=== INFORMATION SUPPLIED ===

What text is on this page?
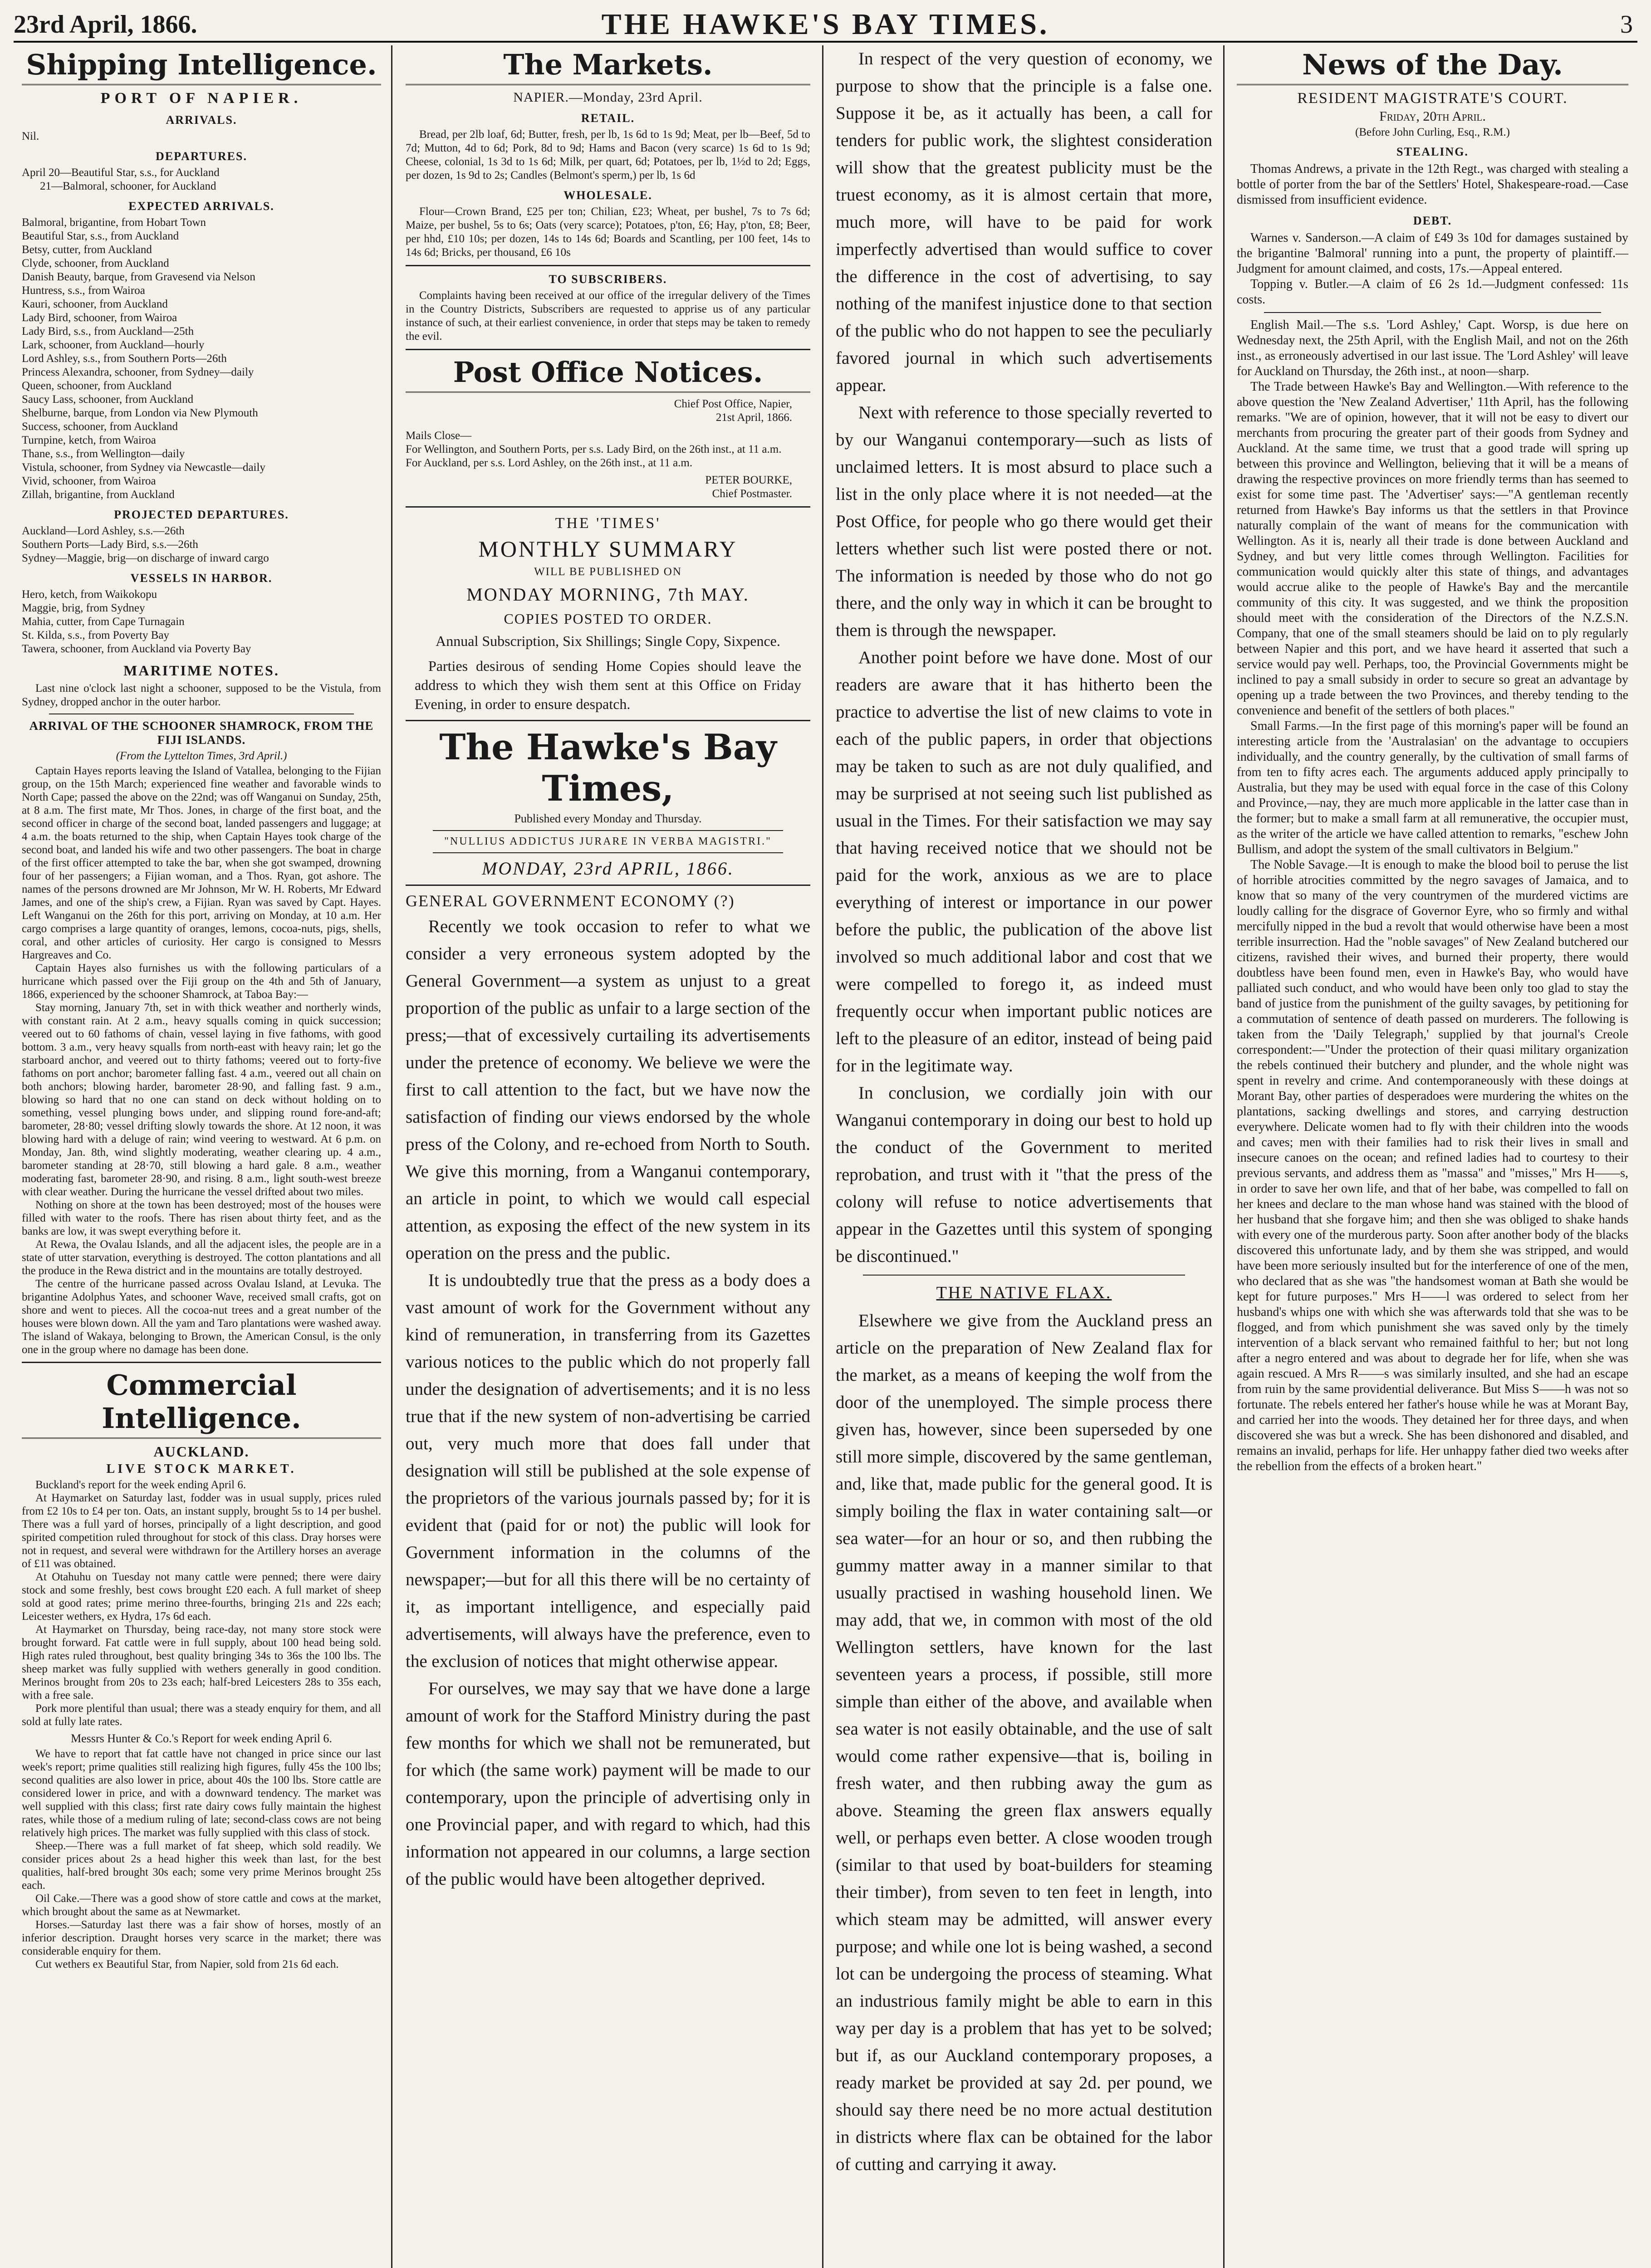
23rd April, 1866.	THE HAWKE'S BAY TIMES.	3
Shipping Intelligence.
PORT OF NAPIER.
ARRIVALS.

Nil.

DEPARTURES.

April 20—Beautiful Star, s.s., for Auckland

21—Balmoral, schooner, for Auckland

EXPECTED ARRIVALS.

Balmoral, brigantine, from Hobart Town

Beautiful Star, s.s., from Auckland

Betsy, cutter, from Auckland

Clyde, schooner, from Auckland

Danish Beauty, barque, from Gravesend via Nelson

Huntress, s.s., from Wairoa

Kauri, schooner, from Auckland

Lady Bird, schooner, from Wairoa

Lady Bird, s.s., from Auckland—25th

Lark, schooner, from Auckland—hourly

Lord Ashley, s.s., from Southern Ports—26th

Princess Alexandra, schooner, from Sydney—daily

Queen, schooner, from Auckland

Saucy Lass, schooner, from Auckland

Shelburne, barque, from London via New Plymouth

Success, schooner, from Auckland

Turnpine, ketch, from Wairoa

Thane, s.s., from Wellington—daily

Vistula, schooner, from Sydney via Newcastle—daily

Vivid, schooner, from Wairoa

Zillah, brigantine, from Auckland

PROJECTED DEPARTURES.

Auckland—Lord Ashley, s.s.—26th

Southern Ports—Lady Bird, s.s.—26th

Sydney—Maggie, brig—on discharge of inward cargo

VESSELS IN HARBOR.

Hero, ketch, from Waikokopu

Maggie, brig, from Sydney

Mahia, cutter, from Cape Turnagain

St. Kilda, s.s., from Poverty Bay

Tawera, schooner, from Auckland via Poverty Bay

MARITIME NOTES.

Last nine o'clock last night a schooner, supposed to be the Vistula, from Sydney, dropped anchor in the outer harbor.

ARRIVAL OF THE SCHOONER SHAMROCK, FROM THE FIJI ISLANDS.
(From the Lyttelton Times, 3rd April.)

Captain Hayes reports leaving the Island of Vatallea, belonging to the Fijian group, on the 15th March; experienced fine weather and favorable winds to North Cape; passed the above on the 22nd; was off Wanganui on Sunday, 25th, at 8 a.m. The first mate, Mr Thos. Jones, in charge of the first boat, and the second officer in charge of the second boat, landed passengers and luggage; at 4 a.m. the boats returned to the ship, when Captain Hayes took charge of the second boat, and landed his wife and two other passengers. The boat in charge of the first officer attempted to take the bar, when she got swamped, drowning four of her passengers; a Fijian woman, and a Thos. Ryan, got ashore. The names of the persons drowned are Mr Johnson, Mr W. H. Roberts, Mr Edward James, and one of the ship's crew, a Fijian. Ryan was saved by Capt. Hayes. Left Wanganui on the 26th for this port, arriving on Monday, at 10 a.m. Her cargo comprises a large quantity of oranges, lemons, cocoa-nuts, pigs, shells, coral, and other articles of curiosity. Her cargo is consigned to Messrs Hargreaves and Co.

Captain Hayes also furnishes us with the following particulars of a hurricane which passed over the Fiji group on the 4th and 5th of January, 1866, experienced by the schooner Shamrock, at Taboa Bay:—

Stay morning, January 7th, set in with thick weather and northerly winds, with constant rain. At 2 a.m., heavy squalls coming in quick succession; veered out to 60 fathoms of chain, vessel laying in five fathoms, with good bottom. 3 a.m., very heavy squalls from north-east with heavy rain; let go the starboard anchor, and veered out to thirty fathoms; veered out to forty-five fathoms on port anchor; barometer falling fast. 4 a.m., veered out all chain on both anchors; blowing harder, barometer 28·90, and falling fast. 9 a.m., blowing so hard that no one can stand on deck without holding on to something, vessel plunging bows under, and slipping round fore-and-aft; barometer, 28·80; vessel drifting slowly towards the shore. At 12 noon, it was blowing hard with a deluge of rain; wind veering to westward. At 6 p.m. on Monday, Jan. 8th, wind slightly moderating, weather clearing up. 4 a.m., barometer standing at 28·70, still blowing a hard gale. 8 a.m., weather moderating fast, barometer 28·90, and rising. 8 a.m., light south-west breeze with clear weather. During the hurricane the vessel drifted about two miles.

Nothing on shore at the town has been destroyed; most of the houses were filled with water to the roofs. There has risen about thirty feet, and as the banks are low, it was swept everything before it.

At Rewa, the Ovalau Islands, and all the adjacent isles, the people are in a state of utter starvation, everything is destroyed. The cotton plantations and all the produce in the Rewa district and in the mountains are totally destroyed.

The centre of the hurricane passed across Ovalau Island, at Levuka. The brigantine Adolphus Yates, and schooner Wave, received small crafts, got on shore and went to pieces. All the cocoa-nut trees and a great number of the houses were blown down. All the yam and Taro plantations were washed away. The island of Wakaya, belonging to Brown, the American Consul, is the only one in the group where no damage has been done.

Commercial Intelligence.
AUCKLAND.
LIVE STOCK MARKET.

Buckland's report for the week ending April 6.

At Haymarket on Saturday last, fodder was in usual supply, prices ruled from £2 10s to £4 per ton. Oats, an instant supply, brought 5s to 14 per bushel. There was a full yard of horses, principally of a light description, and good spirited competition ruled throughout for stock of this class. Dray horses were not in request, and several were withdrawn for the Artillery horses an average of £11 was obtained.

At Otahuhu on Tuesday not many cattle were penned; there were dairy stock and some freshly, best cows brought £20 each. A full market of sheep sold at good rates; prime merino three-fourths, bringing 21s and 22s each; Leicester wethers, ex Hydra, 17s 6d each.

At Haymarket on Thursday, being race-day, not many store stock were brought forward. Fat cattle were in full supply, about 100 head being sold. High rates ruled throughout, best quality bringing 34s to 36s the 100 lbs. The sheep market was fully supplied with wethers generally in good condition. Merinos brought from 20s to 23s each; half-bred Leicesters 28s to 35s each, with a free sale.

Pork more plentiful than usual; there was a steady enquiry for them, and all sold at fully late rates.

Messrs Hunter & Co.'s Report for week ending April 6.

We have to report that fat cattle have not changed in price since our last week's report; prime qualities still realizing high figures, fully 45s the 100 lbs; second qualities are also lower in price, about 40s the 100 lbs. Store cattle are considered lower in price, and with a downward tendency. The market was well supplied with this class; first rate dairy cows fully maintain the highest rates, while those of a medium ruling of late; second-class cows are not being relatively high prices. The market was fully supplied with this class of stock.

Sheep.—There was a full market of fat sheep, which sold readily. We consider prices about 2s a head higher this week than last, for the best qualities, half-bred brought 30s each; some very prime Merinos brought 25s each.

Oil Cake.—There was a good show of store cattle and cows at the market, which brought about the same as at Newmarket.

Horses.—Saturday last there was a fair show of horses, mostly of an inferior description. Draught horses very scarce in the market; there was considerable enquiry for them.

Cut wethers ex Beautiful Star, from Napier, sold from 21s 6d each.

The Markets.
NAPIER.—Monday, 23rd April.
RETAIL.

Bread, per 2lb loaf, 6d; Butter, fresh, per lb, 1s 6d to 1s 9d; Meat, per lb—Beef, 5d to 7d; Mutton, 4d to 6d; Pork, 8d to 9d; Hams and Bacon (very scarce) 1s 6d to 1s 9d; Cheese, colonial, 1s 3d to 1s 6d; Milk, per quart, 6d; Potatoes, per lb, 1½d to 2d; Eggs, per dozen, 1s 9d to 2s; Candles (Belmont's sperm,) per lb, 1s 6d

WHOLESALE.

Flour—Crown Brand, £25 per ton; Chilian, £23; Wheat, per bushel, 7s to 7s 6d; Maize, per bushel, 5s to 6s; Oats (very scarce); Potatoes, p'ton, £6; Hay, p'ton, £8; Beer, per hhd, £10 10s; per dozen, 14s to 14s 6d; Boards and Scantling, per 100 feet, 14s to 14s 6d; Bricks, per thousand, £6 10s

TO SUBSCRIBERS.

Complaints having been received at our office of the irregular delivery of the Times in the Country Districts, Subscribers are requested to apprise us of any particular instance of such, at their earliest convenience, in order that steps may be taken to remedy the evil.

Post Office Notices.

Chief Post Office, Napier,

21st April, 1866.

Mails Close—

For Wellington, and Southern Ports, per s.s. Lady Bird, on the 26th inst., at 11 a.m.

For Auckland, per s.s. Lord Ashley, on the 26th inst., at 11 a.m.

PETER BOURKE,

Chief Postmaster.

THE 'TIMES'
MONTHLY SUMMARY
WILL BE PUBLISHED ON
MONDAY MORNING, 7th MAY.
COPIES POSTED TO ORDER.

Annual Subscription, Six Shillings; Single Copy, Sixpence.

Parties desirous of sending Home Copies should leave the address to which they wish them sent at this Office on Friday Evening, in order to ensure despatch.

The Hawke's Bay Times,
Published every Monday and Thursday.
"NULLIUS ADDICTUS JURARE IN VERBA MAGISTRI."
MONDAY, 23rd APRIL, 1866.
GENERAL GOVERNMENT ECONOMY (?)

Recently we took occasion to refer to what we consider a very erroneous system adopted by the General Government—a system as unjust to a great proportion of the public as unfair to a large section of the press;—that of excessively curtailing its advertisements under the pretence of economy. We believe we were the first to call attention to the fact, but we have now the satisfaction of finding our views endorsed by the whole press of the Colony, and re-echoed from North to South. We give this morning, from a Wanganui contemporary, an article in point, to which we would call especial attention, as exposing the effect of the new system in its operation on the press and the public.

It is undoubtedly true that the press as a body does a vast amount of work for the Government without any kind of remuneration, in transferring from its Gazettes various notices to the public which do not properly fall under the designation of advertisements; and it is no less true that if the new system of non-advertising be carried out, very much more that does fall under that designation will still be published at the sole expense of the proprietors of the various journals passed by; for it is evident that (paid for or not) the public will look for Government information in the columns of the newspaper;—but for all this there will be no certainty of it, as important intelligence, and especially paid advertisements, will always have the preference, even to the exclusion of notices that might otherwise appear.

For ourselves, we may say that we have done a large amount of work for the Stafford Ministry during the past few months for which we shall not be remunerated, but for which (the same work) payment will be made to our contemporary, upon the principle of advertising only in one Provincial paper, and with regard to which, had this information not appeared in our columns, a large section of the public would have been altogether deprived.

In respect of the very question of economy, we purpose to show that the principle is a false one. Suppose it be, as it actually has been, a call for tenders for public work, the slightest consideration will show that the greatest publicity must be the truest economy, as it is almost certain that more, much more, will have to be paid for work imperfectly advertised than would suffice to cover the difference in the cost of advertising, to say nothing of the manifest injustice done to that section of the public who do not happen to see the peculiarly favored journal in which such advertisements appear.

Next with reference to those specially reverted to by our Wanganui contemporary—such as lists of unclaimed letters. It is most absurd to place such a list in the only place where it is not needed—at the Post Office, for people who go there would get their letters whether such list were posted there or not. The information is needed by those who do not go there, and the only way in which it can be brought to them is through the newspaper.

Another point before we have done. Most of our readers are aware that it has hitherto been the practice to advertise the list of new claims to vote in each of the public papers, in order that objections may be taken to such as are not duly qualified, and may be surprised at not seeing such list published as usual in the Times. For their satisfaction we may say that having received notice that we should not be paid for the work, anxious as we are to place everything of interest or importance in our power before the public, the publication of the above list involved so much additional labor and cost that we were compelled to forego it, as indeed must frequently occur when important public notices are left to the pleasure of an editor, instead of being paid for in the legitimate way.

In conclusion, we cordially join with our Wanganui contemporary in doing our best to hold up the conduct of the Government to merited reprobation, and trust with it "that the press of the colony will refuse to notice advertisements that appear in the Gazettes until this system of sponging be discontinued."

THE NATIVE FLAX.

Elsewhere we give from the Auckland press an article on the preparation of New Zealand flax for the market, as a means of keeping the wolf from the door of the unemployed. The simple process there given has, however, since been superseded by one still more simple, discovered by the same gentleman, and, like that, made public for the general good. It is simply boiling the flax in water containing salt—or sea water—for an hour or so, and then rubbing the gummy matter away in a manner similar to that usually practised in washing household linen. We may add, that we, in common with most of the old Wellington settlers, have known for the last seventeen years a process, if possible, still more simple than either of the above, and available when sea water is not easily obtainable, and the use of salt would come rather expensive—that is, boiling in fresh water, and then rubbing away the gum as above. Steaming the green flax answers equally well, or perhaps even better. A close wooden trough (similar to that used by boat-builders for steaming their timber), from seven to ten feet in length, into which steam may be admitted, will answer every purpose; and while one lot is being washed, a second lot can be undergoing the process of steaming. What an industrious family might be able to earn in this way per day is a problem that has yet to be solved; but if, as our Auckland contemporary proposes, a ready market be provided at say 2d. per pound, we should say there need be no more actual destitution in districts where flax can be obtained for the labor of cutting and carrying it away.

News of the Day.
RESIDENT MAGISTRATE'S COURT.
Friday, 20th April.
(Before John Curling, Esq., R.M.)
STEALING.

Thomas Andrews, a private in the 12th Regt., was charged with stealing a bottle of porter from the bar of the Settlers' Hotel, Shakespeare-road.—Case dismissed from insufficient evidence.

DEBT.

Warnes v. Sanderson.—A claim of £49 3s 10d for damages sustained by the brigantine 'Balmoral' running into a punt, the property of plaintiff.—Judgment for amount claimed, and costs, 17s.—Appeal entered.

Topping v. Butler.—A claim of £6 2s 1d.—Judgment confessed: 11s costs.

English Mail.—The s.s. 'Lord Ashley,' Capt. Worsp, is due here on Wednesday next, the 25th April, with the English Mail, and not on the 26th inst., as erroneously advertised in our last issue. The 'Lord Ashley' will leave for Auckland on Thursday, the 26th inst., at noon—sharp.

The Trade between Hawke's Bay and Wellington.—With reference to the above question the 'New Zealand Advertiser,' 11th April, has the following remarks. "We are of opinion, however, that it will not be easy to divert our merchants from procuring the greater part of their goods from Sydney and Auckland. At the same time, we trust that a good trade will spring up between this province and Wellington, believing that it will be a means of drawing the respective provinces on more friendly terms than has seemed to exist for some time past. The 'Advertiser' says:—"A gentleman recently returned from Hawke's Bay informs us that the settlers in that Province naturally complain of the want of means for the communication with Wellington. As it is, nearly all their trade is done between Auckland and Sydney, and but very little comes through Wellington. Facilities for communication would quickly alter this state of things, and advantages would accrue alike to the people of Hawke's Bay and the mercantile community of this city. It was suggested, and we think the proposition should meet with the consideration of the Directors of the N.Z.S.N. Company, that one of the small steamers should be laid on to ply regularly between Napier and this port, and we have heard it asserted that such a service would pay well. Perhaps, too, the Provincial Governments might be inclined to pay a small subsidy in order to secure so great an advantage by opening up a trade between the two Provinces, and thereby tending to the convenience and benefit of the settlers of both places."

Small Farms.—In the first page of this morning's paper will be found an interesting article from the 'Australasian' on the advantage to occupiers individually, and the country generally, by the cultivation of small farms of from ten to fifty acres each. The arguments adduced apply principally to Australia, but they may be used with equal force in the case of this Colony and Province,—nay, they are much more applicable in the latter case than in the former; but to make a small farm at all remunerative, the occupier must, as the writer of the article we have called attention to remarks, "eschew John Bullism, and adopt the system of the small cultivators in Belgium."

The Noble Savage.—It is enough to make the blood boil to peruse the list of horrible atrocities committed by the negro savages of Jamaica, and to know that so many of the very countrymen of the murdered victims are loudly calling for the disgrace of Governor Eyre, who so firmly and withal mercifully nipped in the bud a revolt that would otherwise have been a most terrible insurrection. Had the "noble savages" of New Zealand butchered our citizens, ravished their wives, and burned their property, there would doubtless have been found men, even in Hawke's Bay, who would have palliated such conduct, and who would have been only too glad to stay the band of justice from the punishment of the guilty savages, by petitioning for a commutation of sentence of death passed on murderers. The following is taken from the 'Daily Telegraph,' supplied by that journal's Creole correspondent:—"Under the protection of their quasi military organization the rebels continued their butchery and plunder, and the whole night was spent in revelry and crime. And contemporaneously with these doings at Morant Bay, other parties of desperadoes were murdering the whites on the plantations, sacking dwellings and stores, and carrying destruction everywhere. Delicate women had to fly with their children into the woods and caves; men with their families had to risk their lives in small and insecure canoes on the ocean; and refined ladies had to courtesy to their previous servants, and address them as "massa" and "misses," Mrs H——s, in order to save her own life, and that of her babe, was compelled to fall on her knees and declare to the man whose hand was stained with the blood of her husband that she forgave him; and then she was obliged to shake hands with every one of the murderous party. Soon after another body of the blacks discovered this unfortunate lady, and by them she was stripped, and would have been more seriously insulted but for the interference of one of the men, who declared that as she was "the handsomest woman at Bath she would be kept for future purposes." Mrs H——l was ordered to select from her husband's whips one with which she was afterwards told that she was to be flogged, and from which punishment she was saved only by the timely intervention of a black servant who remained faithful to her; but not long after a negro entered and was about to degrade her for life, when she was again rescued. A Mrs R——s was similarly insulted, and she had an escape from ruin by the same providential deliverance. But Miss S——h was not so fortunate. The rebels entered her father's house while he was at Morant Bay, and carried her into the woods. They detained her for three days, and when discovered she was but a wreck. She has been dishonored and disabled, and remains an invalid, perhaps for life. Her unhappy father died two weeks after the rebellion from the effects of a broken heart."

===

_WHAT TO PRODUCE_
Lines holding the word "ketch" in the entries above are the ones to pull out. Copy them all.

_RESULT OF THE EXERCISE_
Turnpine, ketch, from Wairoa
Hero, ketch, from Waikokopu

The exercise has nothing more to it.